▶ [Material for this task]:

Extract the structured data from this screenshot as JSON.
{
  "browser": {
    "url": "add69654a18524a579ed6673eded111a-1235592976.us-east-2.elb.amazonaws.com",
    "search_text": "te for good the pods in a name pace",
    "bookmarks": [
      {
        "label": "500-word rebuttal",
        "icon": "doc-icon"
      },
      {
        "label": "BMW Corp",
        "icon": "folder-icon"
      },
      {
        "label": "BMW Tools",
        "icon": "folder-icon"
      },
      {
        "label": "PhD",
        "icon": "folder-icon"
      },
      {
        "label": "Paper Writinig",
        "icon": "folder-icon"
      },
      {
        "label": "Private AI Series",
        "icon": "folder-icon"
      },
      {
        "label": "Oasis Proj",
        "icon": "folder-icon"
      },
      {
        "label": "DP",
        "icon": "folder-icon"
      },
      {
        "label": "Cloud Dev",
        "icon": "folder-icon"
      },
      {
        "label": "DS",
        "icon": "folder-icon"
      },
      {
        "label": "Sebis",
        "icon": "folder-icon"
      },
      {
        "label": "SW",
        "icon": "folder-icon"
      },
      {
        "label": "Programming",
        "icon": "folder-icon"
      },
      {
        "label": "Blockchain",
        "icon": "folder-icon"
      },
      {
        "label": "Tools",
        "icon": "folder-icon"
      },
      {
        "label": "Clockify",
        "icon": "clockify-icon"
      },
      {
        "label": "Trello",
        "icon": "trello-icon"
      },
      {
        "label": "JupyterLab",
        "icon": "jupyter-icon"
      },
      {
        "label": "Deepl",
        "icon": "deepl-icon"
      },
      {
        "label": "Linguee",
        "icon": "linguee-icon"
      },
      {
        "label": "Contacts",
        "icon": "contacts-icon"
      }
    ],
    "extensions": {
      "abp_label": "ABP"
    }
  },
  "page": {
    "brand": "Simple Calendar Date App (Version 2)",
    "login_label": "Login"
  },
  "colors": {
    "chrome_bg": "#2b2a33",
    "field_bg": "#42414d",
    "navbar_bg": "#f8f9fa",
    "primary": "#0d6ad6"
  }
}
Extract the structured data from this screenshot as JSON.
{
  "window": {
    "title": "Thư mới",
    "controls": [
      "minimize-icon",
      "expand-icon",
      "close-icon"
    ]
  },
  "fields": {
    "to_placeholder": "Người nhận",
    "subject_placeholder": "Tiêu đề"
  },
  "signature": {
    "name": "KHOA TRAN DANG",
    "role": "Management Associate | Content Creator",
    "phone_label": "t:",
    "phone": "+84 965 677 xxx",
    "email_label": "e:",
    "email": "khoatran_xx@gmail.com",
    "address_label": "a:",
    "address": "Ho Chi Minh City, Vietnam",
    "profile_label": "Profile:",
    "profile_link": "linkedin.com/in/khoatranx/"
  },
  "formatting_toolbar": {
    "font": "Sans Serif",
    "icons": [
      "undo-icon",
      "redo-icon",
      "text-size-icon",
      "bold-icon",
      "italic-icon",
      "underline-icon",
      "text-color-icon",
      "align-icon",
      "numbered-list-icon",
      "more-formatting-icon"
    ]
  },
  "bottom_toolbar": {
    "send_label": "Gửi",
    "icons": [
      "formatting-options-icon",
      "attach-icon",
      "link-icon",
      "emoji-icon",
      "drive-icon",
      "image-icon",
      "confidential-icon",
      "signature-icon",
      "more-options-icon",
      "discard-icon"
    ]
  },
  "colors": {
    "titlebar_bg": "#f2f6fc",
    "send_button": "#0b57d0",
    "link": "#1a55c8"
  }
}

▶ [Objective]: Write out every entry verbatim.

▶ [Full solution]:
Extract the structured data from this screenshot as JSON.
{
  "browser": {
    "url": "add69654a18524a579ed6673eded111a-1235592976.us-east-2.elb.amazonaws.com",
    "search_text": "te for good the pods in a name pace",
    "bookmarks": [
      {
        "label": "500-word rebuttal",
        "icon": "doc-icon"
      },
      {
        "label": "BMW Corp",
        "icon": "folder-icon"
      },
      {
        "label": "BMW Tools",
        "icon": "folder-icon"
      },
      {
        "label": "PhD",
        "icon": "folder-icon"
      },
      {
        "label": "Paper Writinig",
        "icon": "folder-icon"
      },
      {
        "label": "Private AI Series",
        "icon": "folder-icon"
      },
      {
        "label": "Oasis Proj",
        "icon": "folder-icon"
      },
      {
        "label": "DP",
        "icon": "folder-icon"
      },
      {
        "label": "Cloud Dev",
        "icon": "folder-icon"
      },
      {
        "label": "DS",
        "icon": "folder-icon"
      },
      {
        "label": "Sebis",
        "icon": "folder-icon"
      },
      {
        "label": "SW",
        "icon": "folder-icon"
      },
      {
        "label": "Programming",
        "icon": "folder-icon"
      },
      {
        "label": "Blockchain",
        "icon": "folder-icon"
      },
      {
        "label": "Tools",
        "icon": "folder-icon"
      },
      {
        "label": "Clockify",
        "icon": "clockify-icon"
      },
      {
        "label": "Trello",
        "icon": "trello-icon"
      },
      {
        "label": "JupyterLab",
        "icon": "jupyter-icon"
      },
      {
        "label": "Deepl",
        "icon": "deepl-icon"
      },
      {
        "label": "Linguee",
        "icon": "linguee-icon"
      },
      {
        "label": "Contacts",
        "icon": "contacts-icon"
      }
    ],
    "extensions": {
      "abp_label": "ABP"
    }
  },
  "page": {
    "brand": "Simple Calendar Date App (Version 2)",
    "login_label": "Login"
  },
  "colors": {
    "chrome_bg": "#2b2a33",
    "field_bg": "#42414d",
    "navbar_bg": "#f8f9fa",
    "primary": "#0d6ad6"
  }
}
Extract the structured data from this screenshot as JSON.
{
  "window": {
    "title": "Thư mới",
    "controls": [
      "minimize-icon",
      "expand-icon",
      "close-icon"
    ]
  },
  "fields": {
    "to_placeholder": "Người nhận",
    "subject_placeholder": "Tiêu đề"
  },
  "signature": {
    "name": "KHOA TRAN DANG",
    "role": "Management Associate | Content Creator",
    "phone_label": "t:",
    "phone": "+84 965 677 xxx",
    "email_label": "e:",
    "email": "khoatran_xx@gmail.com",
    "address_label": "a:",
    "address": "Ho Chi Minh City, Vietnam",
    "profile_label": "Profile:",
    "profile_link": "linkedin.com/in/khoatranx/"
  },
  "formatting_toolbar": {
    "font": "Sans Serif",
    "icons": [
      "undo-icon",
      "redo-icon",
      "text-size-icon",
      "bold-icon",
      "italic-icon",
      "underline-icon",
      "text-color-icon",
      "align-icon",
      "numbered-list-icon",
      "more-formatting-icon"
    ]
  },
  "bottom_toolbar": {
    "send_label": "Gửi",
    "icons": [
      "formatting-options-icon",
      "attach-icon",
      "link-icon",
      "emoji-icon",
      "drive-icon",
      "image-icon",
      "confidential-icon",
      "signature-icon",
      "more-options-icon",
      "discard-icon"
    ]
  },
  "colors": {
    "titlebar_bg": "#f2f6fc",
    "send_button": "#0b57d0",
    "link": "#1a55c8"
  }
}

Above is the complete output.